[EXERCISE OBJECTIVE] Do not carry the pictures over; copy every other part of the entries exactly.
** Start **
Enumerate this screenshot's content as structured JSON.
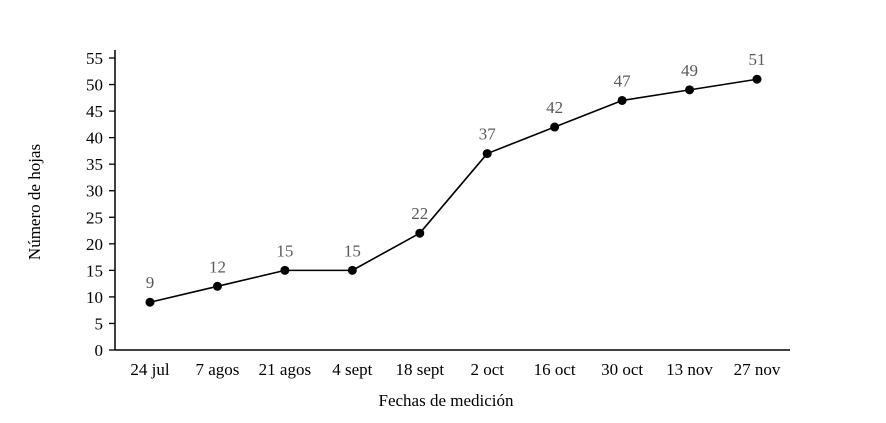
{
  "chart_data": {
    "type": "line",
    "categories": [
      "24 jul",
      "7 agos",
      "21 agos",
      "4 sept",
      "18 sept",
      "2 oct",
      "16 oct",
      "30 oct",
      "13 nov",
      "27 nov"
    ],
    "values": [
      9,
      12,
      15,
      15,
      22,
      37,
      42,
      47,
      49,
      51
    ],
    "title": "",
    "xlabel": "Fechas de medición",
    "ylabel": "Número de hojas",
    "ylim": [
      0,
      55
    ],
    "ytick_step": 5,
    "grid": false,
    "legend": "none",
    "line_color": "#000000",
    "marker_color": "#000000",
    "axis_color": "#000000",
    "tick_label_color": "#000000",
    "data_label_color": "#595959",
    "show_data_labels": true
  }
}
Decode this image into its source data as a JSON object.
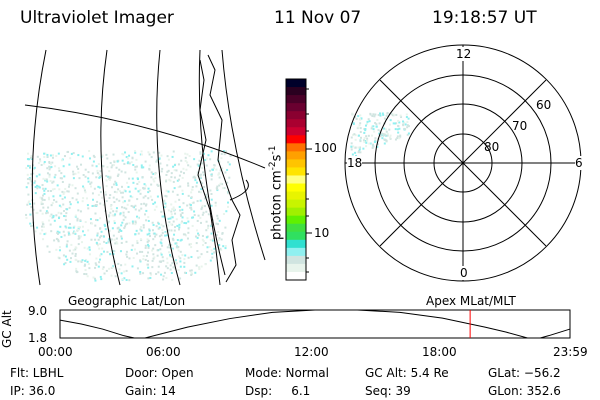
** End **
[COMPLETE ANSWER]
Enumerate this screenshot's content as structured JSON.
{
  "chart_data": {
    "type": "line",
    "categories": [
      "24 jul",
      "7 agos",
      "21 agos",
      "4 sept",
      "18 sept",
      "2 oct",
      "16 oct",
      "30 oct",
      "13 nov",
      "27 nov"
    ],
    "values": [
      9,
      12,
      15,
      15,
      22,
      37,
      42,
      47,
      49,
      51
    ],
    "title": "",
    "xlabel": "Fechas de medición",
    "ylabel": "Número de hojas",
    "ylim": [
      0,
      55
    ],
    "ytick_step": 5,
    "grid": false,
    "legend": "none",
    "line_color": "#000000",
    "marker_color": "#000000",
    "axis_color": "#000000",
    "tick_label_color": "#000000",
    "data_label_color": "#595959",
    "show_data_labels": true
  }
}
Decode this image into its source data as a JSON object.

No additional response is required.